## Text block:

so i went to get a donut (casinos and bars, by the way, were still open) and sat and waited for the oil place to open, where upon a nice guy wearing some of the finest in urban sweatwear confirmed it was just the idiots in IN, reset the car, and sent me on my way for free. i was out of nevada by 7:15. but i didn't stop scratching myself until i crossed the border into CA.

CA:
ah, tahoe-- so beautiful, so woodsy, so not violating. i drove through the mountains again, this time not-snowy and pretty, and watched the temperature climb from 27 to 82 by 2 pm. i got to paisley's at 3 or so, got a burrito that completely redeemed burritos in my eyes after the one in elko that was filled with whatever chicken bits got stuck in the drain, and spent the rest of the evening in a daze in paisley's living room hanging out and watching TV.

## Records supplied:
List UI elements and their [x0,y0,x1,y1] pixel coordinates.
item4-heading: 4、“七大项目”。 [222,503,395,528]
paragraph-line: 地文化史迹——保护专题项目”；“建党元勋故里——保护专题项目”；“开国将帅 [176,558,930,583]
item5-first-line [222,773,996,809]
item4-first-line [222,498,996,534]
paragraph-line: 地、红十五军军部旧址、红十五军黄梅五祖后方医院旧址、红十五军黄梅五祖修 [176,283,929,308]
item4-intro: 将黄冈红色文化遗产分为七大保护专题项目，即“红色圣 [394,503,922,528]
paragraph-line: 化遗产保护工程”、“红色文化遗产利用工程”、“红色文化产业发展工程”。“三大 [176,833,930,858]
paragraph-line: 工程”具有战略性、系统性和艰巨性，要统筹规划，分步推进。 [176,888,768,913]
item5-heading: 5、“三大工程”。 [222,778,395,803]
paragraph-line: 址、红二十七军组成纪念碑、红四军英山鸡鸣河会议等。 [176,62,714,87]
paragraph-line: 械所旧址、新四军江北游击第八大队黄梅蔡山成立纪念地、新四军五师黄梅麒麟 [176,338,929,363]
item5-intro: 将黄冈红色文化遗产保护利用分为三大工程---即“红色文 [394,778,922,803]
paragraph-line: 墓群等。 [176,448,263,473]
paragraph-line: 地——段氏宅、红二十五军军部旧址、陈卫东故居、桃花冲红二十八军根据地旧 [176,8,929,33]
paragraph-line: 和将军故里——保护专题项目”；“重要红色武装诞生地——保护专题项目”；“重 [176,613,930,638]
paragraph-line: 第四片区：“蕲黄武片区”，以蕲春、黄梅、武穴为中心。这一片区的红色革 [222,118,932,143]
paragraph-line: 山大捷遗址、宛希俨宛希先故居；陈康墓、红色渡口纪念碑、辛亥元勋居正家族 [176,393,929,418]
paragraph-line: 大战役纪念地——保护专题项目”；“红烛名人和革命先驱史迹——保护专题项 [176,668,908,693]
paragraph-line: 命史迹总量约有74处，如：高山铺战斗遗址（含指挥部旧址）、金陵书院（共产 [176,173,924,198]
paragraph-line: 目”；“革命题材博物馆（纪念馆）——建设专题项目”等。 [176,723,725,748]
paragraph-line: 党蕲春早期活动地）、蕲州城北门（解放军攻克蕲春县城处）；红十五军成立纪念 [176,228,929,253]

## The problem:
Quote the part of the road-trip text that opens with the words "so i went to" and closes with "border into CA.", copying it word for word.

## Result for this task:
so i went to get a donut (casinos and bars, by the way, were still open) and sat and waited for the oil place to open, where upon a nice guy wearing some of the finest in urban sweatwear confirmed it was just the idiots in IN, reset the car, and sent me on my way for free. i was out of nevada by 7:15. but i didn't stop scratching myself until i crossed the border into CA.